▶ _Work required_
Sift the listing for lines that hold the string "cette" and pull them out.

▶ _Information given_
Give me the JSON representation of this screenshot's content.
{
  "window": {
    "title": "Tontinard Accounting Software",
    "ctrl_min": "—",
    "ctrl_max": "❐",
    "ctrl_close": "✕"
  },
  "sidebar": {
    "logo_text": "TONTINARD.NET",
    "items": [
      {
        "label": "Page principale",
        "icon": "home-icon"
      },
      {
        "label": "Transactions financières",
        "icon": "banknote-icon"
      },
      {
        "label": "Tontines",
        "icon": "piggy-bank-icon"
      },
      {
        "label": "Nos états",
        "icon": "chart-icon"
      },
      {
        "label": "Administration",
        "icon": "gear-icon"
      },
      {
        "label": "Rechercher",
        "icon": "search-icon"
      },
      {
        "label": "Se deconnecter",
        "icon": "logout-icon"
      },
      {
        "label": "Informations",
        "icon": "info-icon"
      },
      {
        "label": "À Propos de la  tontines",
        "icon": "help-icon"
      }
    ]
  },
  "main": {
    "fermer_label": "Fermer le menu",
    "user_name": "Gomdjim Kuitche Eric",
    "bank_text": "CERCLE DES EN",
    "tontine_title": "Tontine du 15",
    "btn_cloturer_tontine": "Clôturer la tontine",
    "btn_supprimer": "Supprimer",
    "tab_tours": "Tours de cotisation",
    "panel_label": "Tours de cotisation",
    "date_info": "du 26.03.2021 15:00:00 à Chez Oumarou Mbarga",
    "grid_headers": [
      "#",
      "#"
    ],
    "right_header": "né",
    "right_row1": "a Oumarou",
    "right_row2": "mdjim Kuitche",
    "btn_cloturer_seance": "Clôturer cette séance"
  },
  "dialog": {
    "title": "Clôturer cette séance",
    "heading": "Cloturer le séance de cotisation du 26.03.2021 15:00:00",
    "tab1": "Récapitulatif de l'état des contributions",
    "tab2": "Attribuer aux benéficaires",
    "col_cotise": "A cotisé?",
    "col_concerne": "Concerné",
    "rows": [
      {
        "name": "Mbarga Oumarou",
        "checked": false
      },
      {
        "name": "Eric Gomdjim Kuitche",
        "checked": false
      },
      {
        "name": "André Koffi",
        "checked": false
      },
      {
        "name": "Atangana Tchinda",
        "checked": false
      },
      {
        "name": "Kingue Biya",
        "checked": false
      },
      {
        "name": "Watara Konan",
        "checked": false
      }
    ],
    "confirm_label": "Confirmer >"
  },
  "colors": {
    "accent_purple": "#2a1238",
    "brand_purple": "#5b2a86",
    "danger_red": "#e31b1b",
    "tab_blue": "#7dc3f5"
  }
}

▶ _Exercise result_
    "btn_cloturer_seance": "Clôturer cette séance"
    "title": "Clôturer cette séance",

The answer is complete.